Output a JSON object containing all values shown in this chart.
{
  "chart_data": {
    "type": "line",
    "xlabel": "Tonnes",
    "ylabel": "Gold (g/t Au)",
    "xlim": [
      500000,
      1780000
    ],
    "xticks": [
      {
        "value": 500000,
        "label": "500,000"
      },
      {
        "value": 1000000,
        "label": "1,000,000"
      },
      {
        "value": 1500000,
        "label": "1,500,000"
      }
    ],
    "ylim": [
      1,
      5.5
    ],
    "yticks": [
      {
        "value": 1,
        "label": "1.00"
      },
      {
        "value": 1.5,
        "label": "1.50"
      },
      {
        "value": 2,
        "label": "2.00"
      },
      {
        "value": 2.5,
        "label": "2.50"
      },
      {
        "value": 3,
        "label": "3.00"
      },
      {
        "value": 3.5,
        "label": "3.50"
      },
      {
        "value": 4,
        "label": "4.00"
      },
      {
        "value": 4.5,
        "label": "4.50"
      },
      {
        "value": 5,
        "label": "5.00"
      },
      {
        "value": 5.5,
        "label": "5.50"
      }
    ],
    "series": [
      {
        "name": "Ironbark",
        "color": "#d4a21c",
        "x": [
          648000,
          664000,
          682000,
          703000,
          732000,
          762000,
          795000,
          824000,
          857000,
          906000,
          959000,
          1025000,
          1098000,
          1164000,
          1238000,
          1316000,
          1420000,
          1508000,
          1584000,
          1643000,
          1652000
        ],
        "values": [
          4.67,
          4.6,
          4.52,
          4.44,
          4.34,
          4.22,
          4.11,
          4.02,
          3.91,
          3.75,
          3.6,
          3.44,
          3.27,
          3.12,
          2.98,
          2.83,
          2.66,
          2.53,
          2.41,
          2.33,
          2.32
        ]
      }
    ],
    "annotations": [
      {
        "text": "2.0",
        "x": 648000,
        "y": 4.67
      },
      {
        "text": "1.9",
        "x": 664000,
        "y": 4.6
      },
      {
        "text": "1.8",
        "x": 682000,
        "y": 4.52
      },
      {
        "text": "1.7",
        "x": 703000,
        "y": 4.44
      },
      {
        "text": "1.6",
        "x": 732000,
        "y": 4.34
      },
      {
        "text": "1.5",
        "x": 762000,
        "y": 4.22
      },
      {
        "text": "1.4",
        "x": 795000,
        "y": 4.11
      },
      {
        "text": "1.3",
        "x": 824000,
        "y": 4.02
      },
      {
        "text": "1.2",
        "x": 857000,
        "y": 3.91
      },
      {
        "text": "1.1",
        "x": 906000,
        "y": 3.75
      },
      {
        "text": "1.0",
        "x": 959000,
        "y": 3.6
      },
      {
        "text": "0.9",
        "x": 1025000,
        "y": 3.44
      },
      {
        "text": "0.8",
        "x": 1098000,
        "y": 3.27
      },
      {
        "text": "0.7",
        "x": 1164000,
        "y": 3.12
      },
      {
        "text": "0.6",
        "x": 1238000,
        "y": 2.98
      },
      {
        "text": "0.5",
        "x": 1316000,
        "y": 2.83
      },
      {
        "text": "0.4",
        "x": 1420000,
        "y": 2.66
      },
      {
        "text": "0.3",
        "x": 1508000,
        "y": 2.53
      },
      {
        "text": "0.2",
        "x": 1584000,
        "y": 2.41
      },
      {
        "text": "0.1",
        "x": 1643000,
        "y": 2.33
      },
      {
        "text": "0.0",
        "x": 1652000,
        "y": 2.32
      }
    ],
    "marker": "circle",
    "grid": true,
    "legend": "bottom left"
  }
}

**YOUR OBJECTIVE:** In the records above, find each line holding "values" and copy it.

**REPLY TO THE TASK:**
Output a JSON object containing all values shown in this chart.
        "values": [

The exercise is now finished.